Problem description:
Return each line holding the string "bist".

Record set:
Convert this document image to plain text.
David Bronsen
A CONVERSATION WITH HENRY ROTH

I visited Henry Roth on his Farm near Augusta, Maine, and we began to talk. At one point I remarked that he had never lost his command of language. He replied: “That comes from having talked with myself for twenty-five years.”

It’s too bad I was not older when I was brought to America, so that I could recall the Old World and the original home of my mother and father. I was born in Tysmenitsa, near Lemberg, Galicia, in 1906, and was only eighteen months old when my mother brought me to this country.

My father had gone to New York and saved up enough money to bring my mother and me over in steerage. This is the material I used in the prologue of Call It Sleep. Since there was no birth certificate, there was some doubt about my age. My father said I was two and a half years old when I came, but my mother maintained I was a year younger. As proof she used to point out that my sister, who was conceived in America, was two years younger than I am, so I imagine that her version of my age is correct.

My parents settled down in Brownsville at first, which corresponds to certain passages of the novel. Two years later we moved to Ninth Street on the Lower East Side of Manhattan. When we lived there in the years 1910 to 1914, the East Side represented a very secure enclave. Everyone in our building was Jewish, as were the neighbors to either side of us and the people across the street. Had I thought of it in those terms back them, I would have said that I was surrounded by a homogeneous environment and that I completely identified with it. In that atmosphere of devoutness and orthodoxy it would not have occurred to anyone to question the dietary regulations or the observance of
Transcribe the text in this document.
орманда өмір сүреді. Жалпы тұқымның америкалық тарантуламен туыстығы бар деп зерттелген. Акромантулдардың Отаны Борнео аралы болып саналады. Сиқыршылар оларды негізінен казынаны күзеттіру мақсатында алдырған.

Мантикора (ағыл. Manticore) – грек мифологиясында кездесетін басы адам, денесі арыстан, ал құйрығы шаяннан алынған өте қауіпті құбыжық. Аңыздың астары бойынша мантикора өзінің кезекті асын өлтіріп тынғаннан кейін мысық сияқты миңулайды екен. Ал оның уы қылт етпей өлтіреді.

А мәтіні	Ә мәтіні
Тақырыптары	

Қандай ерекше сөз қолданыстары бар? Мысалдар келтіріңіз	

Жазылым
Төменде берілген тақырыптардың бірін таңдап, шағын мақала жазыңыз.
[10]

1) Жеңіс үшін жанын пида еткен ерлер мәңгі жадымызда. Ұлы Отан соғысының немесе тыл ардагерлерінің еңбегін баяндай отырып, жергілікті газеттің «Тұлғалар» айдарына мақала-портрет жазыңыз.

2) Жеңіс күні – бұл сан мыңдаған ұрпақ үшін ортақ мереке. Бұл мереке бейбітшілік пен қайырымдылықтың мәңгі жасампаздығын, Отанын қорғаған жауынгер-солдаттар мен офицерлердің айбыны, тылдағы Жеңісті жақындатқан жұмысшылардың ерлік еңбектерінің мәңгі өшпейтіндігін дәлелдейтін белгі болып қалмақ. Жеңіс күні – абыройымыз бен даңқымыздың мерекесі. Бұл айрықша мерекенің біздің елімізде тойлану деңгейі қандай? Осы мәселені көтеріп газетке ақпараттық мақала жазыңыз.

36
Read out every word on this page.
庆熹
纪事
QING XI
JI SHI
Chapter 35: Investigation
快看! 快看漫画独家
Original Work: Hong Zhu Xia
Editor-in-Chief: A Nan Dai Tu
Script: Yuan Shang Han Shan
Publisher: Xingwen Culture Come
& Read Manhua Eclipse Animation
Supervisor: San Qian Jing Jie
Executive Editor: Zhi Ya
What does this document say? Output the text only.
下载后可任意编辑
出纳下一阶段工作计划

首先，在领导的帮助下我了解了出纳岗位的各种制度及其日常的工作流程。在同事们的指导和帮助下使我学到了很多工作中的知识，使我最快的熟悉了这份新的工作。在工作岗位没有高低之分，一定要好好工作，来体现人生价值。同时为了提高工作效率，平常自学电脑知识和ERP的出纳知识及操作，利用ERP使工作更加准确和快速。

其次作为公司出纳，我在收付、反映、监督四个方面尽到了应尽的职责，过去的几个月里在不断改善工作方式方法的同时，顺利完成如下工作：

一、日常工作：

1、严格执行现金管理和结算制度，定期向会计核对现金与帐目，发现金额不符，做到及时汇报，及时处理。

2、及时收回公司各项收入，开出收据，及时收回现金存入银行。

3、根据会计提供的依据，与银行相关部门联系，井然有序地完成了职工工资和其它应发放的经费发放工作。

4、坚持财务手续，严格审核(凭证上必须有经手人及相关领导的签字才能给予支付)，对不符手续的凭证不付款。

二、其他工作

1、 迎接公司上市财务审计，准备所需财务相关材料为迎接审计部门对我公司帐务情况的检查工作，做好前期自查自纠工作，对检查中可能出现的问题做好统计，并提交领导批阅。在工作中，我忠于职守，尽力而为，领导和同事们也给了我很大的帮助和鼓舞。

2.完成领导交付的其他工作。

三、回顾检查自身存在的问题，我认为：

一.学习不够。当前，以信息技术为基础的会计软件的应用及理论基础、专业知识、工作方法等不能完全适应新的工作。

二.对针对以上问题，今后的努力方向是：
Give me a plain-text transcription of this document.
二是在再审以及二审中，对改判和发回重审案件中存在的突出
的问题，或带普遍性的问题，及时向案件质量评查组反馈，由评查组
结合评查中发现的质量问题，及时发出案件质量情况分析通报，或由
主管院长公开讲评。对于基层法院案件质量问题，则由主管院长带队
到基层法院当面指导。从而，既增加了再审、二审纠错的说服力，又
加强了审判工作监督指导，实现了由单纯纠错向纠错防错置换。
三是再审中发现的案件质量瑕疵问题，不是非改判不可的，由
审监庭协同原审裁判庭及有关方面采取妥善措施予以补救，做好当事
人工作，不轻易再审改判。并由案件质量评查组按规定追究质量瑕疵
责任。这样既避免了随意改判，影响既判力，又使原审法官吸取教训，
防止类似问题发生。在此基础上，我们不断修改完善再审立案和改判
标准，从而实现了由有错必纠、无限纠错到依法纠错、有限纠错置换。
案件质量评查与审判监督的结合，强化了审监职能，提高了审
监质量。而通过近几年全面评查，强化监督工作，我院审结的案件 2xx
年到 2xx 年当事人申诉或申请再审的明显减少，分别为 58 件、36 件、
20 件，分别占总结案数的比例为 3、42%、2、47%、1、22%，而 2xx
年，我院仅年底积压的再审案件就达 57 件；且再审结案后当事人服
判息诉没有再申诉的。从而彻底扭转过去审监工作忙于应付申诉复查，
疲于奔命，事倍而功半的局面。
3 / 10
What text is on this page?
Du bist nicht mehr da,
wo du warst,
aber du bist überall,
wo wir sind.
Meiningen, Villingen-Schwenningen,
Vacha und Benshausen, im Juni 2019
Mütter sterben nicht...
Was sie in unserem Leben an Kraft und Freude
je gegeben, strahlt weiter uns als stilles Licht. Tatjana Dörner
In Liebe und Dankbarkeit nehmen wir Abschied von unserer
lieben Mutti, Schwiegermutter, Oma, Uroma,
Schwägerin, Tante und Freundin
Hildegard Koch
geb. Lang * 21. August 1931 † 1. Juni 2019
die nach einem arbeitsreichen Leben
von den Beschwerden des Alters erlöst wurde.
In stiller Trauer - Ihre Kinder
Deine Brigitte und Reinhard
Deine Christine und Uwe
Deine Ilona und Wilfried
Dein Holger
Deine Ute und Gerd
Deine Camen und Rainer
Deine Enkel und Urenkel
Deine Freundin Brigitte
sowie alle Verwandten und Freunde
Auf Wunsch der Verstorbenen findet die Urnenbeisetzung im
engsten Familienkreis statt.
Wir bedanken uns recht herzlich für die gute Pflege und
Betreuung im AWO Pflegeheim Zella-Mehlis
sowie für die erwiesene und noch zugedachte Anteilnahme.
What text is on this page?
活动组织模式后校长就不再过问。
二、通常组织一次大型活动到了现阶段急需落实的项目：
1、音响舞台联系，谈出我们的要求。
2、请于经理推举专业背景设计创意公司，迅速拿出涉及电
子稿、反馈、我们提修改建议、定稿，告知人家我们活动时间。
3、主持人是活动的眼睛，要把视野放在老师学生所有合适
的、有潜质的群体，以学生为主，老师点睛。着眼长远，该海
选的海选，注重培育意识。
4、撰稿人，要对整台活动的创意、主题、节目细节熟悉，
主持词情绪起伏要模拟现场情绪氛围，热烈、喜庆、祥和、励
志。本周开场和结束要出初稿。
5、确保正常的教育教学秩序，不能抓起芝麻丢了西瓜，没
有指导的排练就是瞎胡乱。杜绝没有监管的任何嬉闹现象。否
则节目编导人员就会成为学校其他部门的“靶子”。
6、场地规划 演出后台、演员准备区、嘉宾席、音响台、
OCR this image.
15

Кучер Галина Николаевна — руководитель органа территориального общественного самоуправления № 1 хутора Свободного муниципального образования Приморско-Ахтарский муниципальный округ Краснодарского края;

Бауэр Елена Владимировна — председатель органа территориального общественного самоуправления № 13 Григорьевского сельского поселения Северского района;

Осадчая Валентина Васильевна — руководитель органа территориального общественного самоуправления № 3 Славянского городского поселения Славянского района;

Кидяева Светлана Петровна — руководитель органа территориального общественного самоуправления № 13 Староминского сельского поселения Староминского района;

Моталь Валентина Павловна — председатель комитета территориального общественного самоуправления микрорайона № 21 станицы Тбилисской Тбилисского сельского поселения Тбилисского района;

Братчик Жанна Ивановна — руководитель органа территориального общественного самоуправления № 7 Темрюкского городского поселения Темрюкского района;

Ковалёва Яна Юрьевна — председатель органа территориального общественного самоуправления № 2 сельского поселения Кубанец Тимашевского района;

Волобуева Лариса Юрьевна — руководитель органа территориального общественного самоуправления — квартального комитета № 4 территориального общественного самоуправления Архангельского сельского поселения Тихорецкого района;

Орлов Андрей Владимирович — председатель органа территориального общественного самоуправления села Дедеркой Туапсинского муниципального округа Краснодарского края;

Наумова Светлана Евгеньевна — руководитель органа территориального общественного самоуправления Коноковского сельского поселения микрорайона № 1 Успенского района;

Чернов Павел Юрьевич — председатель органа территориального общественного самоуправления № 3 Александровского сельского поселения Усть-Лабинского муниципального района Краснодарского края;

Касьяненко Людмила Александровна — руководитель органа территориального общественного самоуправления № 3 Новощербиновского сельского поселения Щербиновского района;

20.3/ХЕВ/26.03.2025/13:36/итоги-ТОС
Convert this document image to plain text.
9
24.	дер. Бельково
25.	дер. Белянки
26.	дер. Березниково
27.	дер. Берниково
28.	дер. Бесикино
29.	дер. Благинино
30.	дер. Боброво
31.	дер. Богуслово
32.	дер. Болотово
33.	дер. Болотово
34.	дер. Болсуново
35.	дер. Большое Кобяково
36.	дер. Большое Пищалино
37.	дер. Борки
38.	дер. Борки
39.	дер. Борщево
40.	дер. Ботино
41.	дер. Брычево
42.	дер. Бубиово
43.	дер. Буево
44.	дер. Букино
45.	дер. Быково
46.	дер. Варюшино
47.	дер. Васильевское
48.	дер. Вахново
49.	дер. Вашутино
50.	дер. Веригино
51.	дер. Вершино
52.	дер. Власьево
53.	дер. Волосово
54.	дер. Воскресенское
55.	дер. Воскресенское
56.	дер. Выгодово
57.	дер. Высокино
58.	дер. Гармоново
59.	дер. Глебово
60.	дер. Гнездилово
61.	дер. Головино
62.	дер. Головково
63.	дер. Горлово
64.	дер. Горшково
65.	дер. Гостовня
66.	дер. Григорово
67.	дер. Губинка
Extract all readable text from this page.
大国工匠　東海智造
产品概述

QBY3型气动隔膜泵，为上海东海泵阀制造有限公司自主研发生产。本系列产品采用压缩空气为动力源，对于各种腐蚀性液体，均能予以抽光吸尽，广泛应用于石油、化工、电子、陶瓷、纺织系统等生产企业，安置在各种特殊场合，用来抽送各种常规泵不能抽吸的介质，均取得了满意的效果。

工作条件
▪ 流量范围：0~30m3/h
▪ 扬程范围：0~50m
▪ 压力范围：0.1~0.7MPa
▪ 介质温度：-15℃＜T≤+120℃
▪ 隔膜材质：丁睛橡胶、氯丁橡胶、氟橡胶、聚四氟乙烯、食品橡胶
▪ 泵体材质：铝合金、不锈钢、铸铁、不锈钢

Solved exercise:
Du bist nicht mehr da,
aber du bist überall,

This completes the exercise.